# Start of Record list

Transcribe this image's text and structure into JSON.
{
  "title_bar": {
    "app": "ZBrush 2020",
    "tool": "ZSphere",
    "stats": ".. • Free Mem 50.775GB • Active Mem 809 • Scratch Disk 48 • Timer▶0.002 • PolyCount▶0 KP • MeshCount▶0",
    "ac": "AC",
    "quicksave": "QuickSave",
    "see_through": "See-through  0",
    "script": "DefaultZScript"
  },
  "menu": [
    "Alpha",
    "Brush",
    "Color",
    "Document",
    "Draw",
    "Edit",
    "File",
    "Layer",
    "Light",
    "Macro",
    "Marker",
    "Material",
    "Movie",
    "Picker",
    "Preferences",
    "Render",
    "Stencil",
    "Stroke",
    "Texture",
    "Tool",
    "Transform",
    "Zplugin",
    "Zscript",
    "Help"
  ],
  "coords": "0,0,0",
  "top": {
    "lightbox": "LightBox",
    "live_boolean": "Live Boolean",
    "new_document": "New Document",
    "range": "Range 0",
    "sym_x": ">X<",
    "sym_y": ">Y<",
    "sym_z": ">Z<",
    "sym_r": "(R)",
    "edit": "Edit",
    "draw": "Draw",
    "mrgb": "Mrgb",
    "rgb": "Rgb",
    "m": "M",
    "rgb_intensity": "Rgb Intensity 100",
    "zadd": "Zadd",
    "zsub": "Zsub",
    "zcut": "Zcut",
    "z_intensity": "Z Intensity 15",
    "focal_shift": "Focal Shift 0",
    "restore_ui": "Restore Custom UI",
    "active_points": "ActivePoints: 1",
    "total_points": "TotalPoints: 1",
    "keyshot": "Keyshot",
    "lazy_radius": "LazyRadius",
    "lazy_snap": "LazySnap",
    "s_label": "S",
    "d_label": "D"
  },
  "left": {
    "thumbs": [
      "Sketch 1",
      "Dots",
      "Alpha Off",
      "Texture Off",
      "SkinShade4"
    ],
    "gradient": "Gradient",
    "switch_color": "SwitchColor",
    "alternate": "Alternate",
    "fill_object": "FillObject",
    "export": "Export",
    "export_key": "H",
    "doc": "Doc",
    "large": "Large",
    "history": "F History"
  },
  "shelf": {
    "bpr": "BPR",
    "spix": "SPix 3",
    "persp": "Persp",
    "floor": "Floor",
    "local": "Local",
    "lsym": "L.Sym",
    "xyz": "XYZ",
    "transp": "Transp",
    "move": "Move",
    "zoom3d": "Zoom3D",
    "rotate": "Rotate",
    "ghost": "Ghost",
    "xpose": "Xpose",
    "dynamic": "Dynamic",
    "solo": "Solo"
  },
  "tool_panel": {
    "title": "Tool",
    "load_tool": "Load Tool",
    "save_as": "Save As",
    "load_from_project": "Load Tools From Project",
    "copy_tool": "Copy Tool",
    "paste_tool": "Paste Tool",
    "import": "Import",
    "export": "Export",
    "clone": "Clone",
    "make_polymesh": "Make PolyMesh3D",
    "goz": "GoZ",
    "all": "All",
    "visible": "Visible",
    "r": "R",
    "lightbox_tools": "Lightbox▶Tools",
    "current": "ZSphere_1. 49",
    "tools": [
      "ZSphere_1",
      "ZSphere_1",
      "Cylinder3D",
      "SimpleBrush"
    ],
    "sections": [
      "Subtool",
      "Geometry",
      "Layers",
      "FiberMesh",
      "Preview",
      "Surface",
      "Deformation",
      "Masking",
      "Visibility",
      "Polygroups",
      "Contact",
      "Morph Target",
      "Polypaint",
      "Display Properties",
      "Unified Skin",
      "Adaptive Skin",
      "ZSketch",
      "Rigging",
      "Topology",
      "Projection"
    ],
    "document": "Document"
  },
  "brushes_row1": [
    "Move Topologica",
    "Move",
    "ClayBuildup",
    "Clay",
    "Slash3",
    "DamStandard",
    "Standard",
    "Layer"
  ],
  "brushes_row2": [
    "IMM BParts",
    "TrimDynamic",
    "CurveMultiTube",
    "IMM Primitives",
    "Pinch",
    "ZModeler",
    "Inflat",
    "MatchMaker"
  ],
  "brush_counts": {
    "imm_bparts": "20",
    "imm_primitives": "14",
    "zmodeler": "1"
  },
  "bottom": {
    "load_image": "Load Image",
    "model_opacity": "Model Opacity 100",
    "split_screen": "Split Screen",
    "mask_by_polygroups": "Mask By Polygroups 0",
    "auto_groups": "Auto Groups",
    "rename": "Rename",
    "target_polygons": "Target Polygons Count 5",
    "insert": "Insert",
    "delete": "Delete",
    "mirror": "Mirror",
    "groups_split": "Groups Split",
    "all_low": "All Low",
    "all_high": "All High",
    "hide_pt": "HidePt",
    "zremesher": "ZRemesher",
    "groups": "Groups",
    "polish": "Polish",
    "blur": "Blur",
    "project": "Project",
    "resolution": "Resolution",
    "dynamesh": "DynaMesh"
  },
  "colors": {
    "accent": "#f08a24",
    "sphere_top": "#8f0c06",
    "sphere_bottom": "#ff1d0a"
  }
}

# End of Record list

> Directions for this task
Each line holding "Polygroups" must be found and copied.

> Completed task
      "Polygroups",
    "mask_by_polygroups": "Mask By Polygroups 0",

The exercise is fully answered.